- **Listings of boxed layout items**

- - -

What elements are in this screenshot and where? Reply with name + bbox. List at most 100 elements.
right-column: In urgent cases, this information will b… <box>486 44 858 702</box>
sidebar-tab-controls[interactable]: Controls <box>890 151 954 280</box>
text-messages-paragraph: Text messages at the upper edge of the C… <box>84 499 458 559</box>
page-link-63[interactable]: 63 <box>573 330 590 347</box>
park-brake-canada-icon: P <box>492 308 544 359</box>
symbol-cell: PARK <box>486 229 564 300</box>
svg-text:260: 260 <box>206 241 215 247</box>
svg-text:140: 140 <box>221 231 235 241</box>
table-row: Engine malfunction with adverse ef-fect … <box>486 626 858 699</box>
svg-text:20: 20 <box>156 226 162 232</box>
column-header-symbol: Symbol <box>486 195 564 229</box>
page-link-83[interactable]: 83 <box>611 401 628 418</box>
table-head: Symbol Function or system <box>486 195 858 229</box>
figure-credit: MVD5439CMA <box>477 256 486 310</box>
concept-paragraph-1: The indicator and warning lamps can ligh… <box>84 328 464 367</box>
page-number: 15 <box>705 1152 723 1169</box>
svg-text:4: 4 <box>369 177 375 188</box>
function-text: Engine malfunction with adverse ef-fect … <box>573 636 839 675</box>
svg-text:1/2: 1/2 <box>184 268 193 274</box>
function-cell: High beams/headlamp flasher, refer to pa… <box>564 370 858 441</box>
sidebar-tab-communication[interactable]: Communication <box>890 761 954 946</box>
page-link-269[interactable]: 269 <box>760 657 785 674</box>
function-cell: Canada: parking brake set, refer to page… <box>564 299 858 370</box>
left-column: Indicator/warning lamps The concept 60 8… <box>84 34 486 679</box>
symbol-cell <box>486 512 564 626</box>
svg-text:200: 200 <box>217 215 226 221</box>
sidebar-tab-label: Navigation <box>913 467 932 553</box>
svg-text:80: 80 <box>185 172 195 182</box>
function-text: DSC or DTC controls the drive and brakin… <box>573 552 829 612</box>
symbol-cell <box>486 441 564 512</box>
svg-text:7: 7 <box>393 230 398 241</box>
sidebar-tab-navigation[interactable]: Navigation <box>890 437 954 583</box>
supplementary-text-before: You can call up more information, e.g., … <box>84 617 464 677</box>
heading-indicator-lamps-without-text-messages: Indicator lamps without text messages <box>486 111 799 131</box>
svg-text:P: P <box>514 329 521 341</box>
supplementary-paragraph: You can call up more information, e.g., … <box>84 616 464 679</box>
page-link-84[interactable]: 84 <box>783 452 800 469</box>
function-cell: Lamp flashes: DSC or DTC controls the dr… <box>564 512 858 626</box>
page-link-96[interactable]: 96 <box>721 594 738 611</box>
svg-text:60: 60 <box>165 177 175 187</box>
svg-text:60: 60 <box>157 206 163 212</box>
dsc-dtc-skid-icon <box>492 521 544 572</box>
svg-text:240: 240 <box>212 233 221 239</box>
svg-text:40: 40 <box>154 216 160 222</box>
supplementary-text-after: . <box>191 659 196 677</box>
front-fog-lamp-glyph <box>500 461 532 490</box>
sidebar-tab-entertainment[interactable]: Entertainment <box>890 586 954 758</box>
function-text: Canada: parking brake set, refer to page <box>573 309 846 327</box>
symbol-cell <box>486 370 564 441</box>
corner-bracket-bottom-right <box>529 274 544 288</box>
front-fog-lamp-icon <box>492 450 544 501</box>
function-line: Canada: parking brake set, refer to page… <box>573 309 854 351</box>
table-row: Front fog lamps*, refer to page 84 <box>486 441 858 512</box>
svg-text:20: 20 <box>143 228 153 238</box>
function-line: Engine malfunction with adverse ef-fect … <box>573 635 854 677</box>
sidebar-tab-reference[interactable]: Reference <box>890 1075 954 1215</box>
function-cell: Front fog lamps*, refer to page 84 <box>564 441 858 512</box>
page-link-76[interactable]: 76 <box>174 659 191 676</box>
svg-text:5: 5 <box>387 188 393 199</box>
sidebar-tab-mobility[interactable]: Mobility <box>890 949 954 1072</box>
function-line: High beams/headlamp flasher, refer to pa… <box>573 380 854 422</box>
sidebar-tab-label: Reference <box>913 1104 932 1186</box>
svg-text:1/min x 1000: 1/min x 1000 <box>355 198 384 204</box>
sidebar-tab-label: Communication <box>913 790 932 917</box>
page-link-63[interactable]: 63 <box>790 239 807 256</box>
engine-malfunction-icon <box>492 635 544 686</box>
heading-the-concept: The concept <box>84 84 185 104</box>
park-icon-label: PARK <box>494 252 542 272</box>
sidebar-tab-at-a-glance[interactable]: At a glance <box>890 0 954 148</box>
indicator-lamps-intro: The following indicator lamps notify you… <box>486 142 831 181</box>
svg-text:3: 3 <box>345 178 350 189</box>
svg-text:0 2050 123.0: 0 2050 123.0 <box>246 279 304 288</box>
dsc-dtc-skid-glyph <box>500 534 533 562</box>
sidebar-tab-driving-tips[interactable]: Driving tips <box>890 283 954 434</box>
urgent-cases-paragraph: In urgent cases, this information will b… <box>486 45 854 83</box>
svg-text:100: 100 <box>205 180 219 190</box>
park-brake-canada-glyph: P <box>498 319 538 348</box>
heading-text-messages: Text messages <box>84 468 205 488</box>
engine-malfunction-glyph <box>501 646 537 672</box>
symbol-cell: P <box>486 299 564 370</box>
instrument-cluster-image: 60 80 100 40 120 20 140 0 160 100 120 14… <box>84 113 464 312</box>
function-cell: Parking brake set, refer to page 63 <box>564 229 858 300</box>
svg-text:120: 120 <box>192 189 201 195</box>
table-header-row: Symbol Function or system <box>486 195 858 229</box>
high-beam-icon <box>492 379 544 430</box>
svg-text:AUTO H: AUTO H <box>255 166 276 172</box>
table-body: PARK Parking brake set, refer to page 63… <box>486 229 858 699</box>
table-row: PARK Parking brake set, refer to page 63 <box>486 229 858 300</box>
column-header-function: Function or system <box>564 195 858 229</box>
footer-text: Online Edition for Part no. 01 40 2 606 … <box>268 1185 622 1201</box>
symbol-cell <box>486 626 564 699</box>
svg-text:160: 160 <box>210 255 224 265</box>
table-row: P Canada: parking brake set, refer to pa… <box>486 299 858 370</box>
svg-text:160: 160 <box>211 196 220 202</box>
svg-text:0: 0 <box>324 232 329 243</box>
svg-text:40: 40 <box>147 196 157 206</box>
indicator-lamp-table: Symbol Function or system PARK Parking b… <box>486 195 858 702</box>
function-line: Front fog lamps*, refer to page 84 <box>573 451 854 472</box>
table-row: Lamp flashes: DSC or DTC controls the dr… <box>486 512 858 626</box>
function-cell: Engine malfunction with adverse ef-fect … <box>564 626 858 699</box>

- - -

- **What you are asked to do**
Transcribe every line of the records above without changing anything.

- **Solution for this exercise**
What elements are in this screenshot and where? Reply with name + bbox. List at most 100 elements.
right-column: In urgent cases, this information will b… <box>486 44 858 702</box>
sidebar-tab-controls[interactable]: Controls <box>890 151 954 280</box>
text-messages-paragraph: Text messages at the upper edge of the C… <box>84 499 458 559</box>
page-link-63[interactable]: 63 <box>573 330 590 347</box>
park-brake-canada-icon: P <box>492 308 544 359</box>
symbol-cell: PARK <box>486 229 564 300</box>
svg-text:260: 260 <box>206 241 215 247</box>
svg-text:140: 140 <box>221 231 235 241</box>
table-row: Engine malfunction with adverse ef-fect … <box>486 626 858 699</box>
svg-text:20: 20 <box>156 226 162 232</box>
column-header-symbol: Symbol <box>486 195 564 229</box>
page-link-83[interactable]: 83 <box>611 401 628 418</box>
table-head: Symbol Function or system <box>486 195 858 229</box>
figure-credit: MVD5439CMA <box>477 256 486 310</box>
concept-paragraph-1: The indicator and warning lamps can ligh… <box>84 328 464 367</box>
page-number: 15 <box>705 1152 723 1169</box>
svg-text:4: 4 <box>369 177 375 188</box>
function-text: Engine malfunction with adverse ef-fect … <box>573 636 839 675</box>
svg-text:1/2: 1/2 <box>184 268 193 274</box>
function-cell: High beams/headlamp flasher, refer to pa… <box>564 370 858 441</box>
sidebar-tab-communication[interactable]: Communication <box>890 761 954 946</box>
page-link-269[interactable]: 269 <box>760 657 785 674</box>
function-cell: Canada: parking brake set, refer to page… <box>564 299 858 370</box>
left-column: Indicator/warning lamps The concept 60 8… <box>84 34 486 679</box>
symbol-cell <box>486 512 564 626</box>
svg-text:200: 200 <box>217 215 226 221</box>
sidebar-tab-label: Navigation <box>913 467 932 553</box>
svg-text:80: 80 <box>185 172 195 182</box>
function-text: DSC or DTC controls the drive and brakin… <box>573 552 829 612</box>
symbol-cell <box>486 441 564 512</box>
svg-text:7: 7 <box>393 230 398 241</box>
sidebar-tab-navigation[interactable]: Navigation <box>890 437 954 583</box>
supplementary-text-before: You can call up more information, e.g., … <box>84 617 464 677</box>
heading-indicator-lamps-without-text-messages: Indicator lamps without text messages <box>486 111 799 131</box>
svg-text:P: P <box>514 329 521 341</box>
supplementary-paragraph: You can call up more information, e.g., … <box>84 616 464 679</box>
page-link-84[interactable]: 84 <box>783 452 800 469</box>
function-cell: Lamp flashes: DSC or DTC controls the dr… <box>564 512 858 626</box>
page-link-96[interactable]: 96 <box>721 594 738 611</box>
svg-text:60: 60 <box>165 177 175 187</box>
svg-text:60: 60 <box>157 206 163 212</box>
dsc-dtc-skid-icon <box>492 521 544 572</box>
svg-text:240: 240 <box>212 233 221 239</box>
svg-text:40: 40 <box>154 216 160 222</box>
supplementary-text-after: . <box>191 659 196 677</box>
front-fog-lamp-glyph <box>500 461 532 490</box>
sidebar-tab-entertainment[interactable]: Entertainment <box>890 586 954 758</box>
function-text: Canada: parking brake set, refer to page <box>573 309 846 327</box>
symbol-cell <box>486 370 564 441</box>
corner-bracket-bottom-right <box>529 274 544 288</box>
front-fog-lamp-icon <box>492 450 544 501</box>
function-line: Canada: parking brake set, refer to page… <box>573 309 854 351</box>
table-row: Front fog lamps*, refer to page 84 <box>486 441 858 512</box>
svg-text:20: 20 <box>143 228 153 238</box>
function-line: Engine malfunction with adverse ef-fect … <box>573 635 854 677</box>
sidebar-tab-reference[interactable]: Reference <box>890 1075 954 1215</box>
function-cell: Front fog lamps*, refer to page 84 <box>564 441 858 512</box>
page-link-76[interactable]: 76 <box>174 659 191 676</box>
svg-text:5: 5 <box>387 188 393 199</box>
sidebar-tab-mobility[interactable]: Mobility <box>890 949 954 1072</box>
function-line: High beams/headlamp flasher, refer to pa… <box>573 380 854 422</box>
sidebar-tab-label: Reference <box>913 1104 932 1186</box>
svg-text:1/min x 1000: 1/min x 1000 <box>355 198 384 204</box>
sidebar-tab-label: Communication <box>913 790 932 917</box>
page-link-63[interactable]: 63 <box>790 239 807 256</box>
engine-malfunction-icon <box>492 635 544 686</box>
heading-the-concept: The concept <box>84 84 185 104</box>
park-icon-label: PARK <box>494 252 542 272</box>
sidebar-tab-at-a-glance[interactable]: At a glance <box>890 0 954 148</box>
indicator-lamps-intro: The following indicator lamps notify you… <box>486 142 831 181</box>
svg-text:3: 3 <box>345 178 350 189</box>
svg-text:0 2050 123.0: 0 2050 123.0 <box>246 279 304 288</box>
dsc-dtc-skid-glyph <box>500 534 533 562</box>
sidebar-tab-driving-tips[interactable]: Driving tips <box>890 283 954 434</box>
urgent-cases-paragraph: In urgent cases, this information will b… <box>486 45 854 83</box>
svg-text:100: 100 <box>205 180 219 190</box>
park-brake-canada-glyph: P <box>498 319 538 348</box>
heading-text-messages: Text messages <box>84 468 205 488</box>
engine-malfunction-glyph <box>501 646 537 672</box>
symbol-cell: P <box>486 299 564 370</box>
instrument-cluster-image: 60 80 100 40 120 20 140 0 160 100 120 14… <box>84 113 464 312</box>
function-cell: Parking brake set, refer to page 63 <box>564 229 858 300</box>
svg-text:120: 120 <box>192 189 201 195</box>
table-header-row: Symbol Function or system <box>486 195 858 229</box>
high-beam-icon <box>492 379 544 430</box>
svg-text:AUTO H: AUTO H <box>255 166 276 172</box>
table-body: PARK Parking brake set, refer to page 63… <box>486 229 858 699</box>
table-row: PARK Parking brake set, refer to page 63 <box>486 229 858 300</box>
column-header-function: Function or system <box>564 195 858 229</box>
footer-text: Online Edition for Part no. 01 40 2 606 … <box>268 1185 622 1201</box>
symbol-cell <box>486 626 564 699</box>
svg-text:160: 160 <box>210 255 224 265</box>
table-row: P Canada: parking brake set, refer to pa… <box>486 299 858 370</box>
svg-text:160: 160 <box>211 196 220 202</box>
svg-text:0: 0 <box>324 232 329 243</box>
svg-text:40: 40 <box>147 196 157 206</box>
indicator-lamp-table: Symbol Function or system PARK Parking b… <box>486 195 858 702</box>
function-line: Front fog lamps*, refer to page 84 <box>573 451 854 472</box>
table-row: Lamp flashes: DSC or DTC controls the dr… <box>486 512 858 626</box>
function-cell: Engine malfunction with adverse ef-fect … <box>564 626 858 699</box>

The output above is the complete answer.